From the data that follows, copy every line holding the string "this".
────────────────
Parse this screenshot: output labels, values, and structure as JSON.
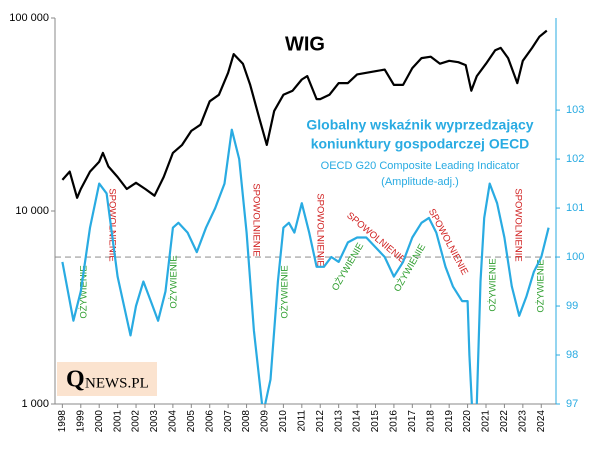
{
  "chart_data": {
    "type": "line",
    "title": [
      "Globalny wskaźnik wyprzedzający",
      "koniunktury gospodarczej OECD"
    ],
    "subtitle": "(Amplitude-adj.)",
    "logo": [
      "Q",
      "NEWS.PL"
    ],
    "xlim": [
      1997.6,
      2024.8
    ],
    "xticks": [
      1998,
      1999,
      2000,
      2001,
      2002,
      2003,
      2004,
      2005,
      2006,
      2007,
      2008,
      2009,
      2010,
      2011,
      2012,
      2013,
      2014,
      2015,
      2016,
      2017,
      2018,
      2019,
      2020,
      2021,
      2022,
      2023,
      2024
    ],
    "ylim": [
      1000,
      100000
    ],
    "ylog": true,
    "yticks": [
      {
        "value": 1000,
        "label": "1 000"
      },
      {
        "value": 10000,
        "label": "10 000"
      },
      {
        "value": 100000,
        "label": "100 000"
      }
    ],
    "y2lim": [
      97,
      104.88
    ],
    "y2ticks": [
      97,
      98,
      99,
      100,
      101,
      102,
      103
    ],
    "reference_line": {
      "axis": "y2",
      "value": 100,
      "color": "#999999"
    },
    "series": [
      {
        "name": "WIG",
        "color": "#000000",
        "x": [
          1998.0,
          1998.4,
          1998.8,
          1999.0,
          1999.5,
          2000.0,
          2000.2,
          2000.5,
          2001.0,
          2001.5,
          2002.0,
          2002.5,
          2003.0,
          2003.5,
          2004.0,
          2004.5,
          2005.0,
          2005.5,
          2006.0,
          2006.5,
          2007.0,
          2007.3,
          2007.8,
          2008.2,
          2008.7,
          2009.1,
          2009.5,
          2010.0,
          2010.5,
          2011.0,
          2011.3,
          2011.8,
          2012.0,
          2012.5,
          2013.0,
          2013.5,
          2014.0,
          2014.5,
          2015.0,
          2015.5,
          2016.0,
          2016.5,
          2017.0,
          2017.5,
          2018.0,
          2018.5,
          2019.0,
          2019.5,
          2019.9,
          2020.2,
          2020.5,
          2021.0,
          2021.5,
          2021.8,
          2022.2,
          2022.7,
          2023.0,
          2023.5,
          2023.9,
          2024.3
        ],
        "values": [
          14500,
          16000,
          11700,
          13000,
          16000,
          18000,
          20000,
          17000,
          15000,
          13000,
          14000,
          13000,
          12000,
          15000,
          20000,
          22000,
          26000,
          28000,
          37000,
          40000,
          52000,
          65000,
          58000,
          45000,
          30000,
          22000,
          33000,
          40000,
          42000,
          48000,
          50000,
          38000,
          38000,
          40000,
          46000,
          46000,
          51000,
          52000,
          53000,
          54000,
          45000,
          45000,
          55000,
          62000,
          63000,
          58000,
          60000,
          59000,
          57000,
          42000,
          50000,
          58000,
          68000,
          70000,
          62000,
          46000,
          60000,
          70000,
          80000,
          86000
        ]
      },
      {
        "name": "OECD G20 Composite Leading Indicator",
        "color": "#29abe2",
        "axis": "y2",
        "x": [
          1998.0,
          1998.6,
          1999.0,
          1999.5,
          2000.0,
          2000.4,
          2001.0,
          2001.7,
          2002.0,
          2002.4,
          2002.8,
          2003.2,
          2003.6,
          2004.0,
          2004.3,
          2004.8,
          2005.3,
          2005.8,
          2006.3,
          2006.8,
          2007.2,
          2007.6,
          2008.0,
          2008.4,
          2008.9,
          2009.3,
          2009.7,
          2010.0,
          2010.3,
          2010.6,
          2011.0,
          2011.4,
          2011.8,
          2012.2,
          2012.6,
          2013.0,
          2013.5,
          2014.0,
          2014.5,
          2015.0,
          2015.5,
          2016.0,
          2016.5,
          2017.0,
          2017.5,
          2017.9,
          2018.3,
          2018.8,
          2019.2,
          2019.7,
          2020.0,
          2020.1,
          2020.3,
          2020.5,
          2020.7,
          2020.9,
          2021.2,
          2021.6,
          2022.0,
          2022.4,
          2022.8,
          2023.2,
          2023.6,
          2024.0,
          2024.4
        ],
        "values": [
          99.9,
          98.7,
          99.3,
          100.6,
          101.5,
          101.3,
          99.6,
          98.4,
          99.0,
          99.5,
          99.1,
          98.7,
          99.3,
          100.6,
          100.7,
          100.5,
          100.1,
          100.6,
          101.0,
          101.5,
          102.6,
          102.0,
          100.5,
          98.5,
          96.8,
          97.5,
          99.5,
          100.6,
          100.7,
          100.5,
          101.1,
          100.5,
          99.8,
          99.8,
          100.0,
          99.9,
          100.3,
          100.4,
          100.4,
          100.2,
          100.0,
          99.6,
          99.9,
          100.4,
          100.7,
          100.8,
          100.5,
          99.8,
          99.4,
          99.1,
          99.1,
          98.0,
          96.5,
          97.0,
          99.5,
          100.8,
          101.5,
          101.1,
          100.4,
          99.4,
          98.8,
          99.2,
          99.7,
          100.0,
          100.6
        ]
      }
    ],
    "annotations": [
      {
        "text": "OŻYWIENIE",
        "color": "#2e9e2e"
      },
      {
        "text": "SPOWOLNIENIE",
        "color": "#d02020"
      },
      {
        "text": "OŻYWIENIE",
        "color": "#2e9e2e"
      },
      {
        "text": "SPOWOLNIENIE",
        "color": "#d02020"
      },
      {
        "text": "OŻYWIENIE",
        "color": "#2e9e2e"
      },
      {
        "text": "SPOWOLNIENIE",
        "color": "#d02020"
      },
      {
        "text": "OŻYWIENIE",
        "color": "#2e9e2e"
      },
      {
        "text": "SPOWOLNIENIE",
        "color": "#d02020"
      },
      {
        "text": "OŻYWIENIE",
        "color": "#2e9e2e"
      },
      {
        "text": "SPOWOLNIENIE",
        "color": "#d02020"
      },
      {
        "text": "OŻYWIENIE",
        "color": "#2e9e2e"
      },
      {
        "text": "SPOWOLNIENIE",
        "color": "#d02020"
      },
      {
        "text": "OŻYWIENIE",
        "color": "#2e9e2e"
      }
    ]
  }
}
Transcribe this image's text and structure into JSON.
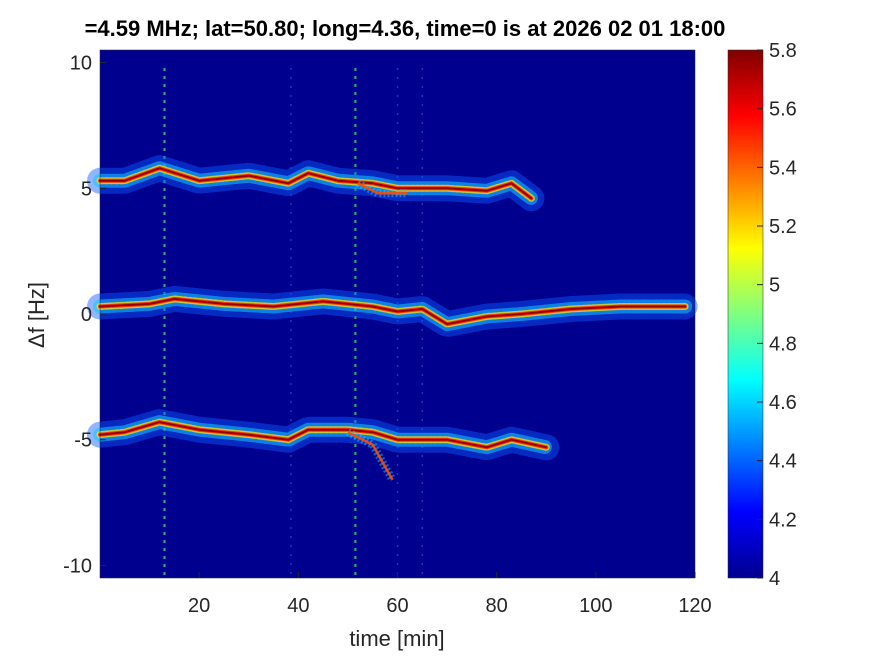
{
  "chart_data": {
    "type": "heatmap",
    "title": "=4.59 MHz;  lat=50.80; long=4.36, time=0 is at 2026 02 01 18:00",
    "xlabel": "time [min]",
    "ylabel": "Δf [Hz]",
    "xlim": [
      0,
      120
    ],
    "ylim": [
      -10.5,
      10.5
    ],
    "x_ticks": [
      "20",
      "40",
      "60",
      "80",
      "100",
      "120"
    ],
    "y_ticks": [
      "10",
      "5",
      "0",
      "-5",
      "-10"
    ],
    "colorbar": {
      "range": [
        4,
        5.8
      ],
      "ticks": [
        "4",
        "4.2",
        "4.4",
        "4.6",
        "4.8",
        "5",
        "5.2",
        "5.4",
        "5.6",
        "5.8"
      ],
      "colormap": "jet"
    },
    "background_color": "#00008f",
    "traces": [
      {
        "name": "upper",
        "t_end": 87,
        "points": [
          [
            0,
            5.3
          ],
          [
            5,
            5.3
          ],
          [
            12,
            5.8
          ],
          [
            20,
            5.3
          ],
          [
            30,
            5.5
          ],
          [
            38,
            5.2
          ],
          [
            42,
            5.6
          ],
          [
            48,
            5.3
          ],
          [
            55,
            5.2
          ],
          [
            60,
            5.0
          ],
          [
            70,
            5.0
          ],
          [
            78,
            4.9
          ],
          [
            83,
            5.2
          ],
          [
            87,
            4.6
          ]
        ]
      },
      {
        "name": "middle",
        "t_end": 120,
        "points": [
          [
            0,
            0.3
          ],
          [
            10,
            0.4
          ],
          [
            15,
            0.6
          ],
          [
            25,
            0.4
          ],
          [
            35,
            0.3
          ],
          [
            45,
            0.5
          ],
          [
            55,
            0.3
          ],
          [
            60,
            0.1
          ],
          [
            65,
            0.2
          ],
          [
            70,
            -0.4
          ],
          [
            78,
            -0.1
          ],
          [
            85,
            0.0
          ],
          [
            95,
            0.2
          ],
          [
            105,
            0.3
          ],
          [
            118,
            0.3
          ]
        ]
      },
      {
        "name": "lower",
        "t_end": 90,
        "points": [
          [
            0,
            -4.8
          ],
          [
            5,
            -4.7
          ],
          [
            12,
            -4.3
          ],
          [
            20,
            -4.6
          ],
          [
            30,
            -4.8
          ],
          [
            38,
            -5.0
          ],
          [
            42,
            -4.6
          ],
          [
            50,
            -4.6
          ],
          [
            55,
            -4.7
          ],
          [
            60,
            -5.0
          ],
          [
            70,
            -5.0
          ],
          [
            78,
            -5.3
          ],
          [
            83,
            -5.0
          ],
          [
            90,
            -5.3
          ]
        ]
      }
    ],
    "branch_segments": [
      {
        "points": [
          [
            50,
            -4.7
          ],
          [
            55,
            -5.2
          ],
          [
            59,
            -6.6
          ]
        ]
      },
      {
        "points": [
          [
            52,
            5.2
          ],
          [
            56,
            4.8
          ],
          [
            62,
            4.8
          ]
        ]
      }
    ],
    "vertical_stripes": [
      13,
      38.5,
      51.5,
      60,
      65
    ]
  }
}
────────────────
Exercise solution:
Parse this screenshot: output labels, values, and structure as JSON.
Transcribe this image's text and structure into JSON.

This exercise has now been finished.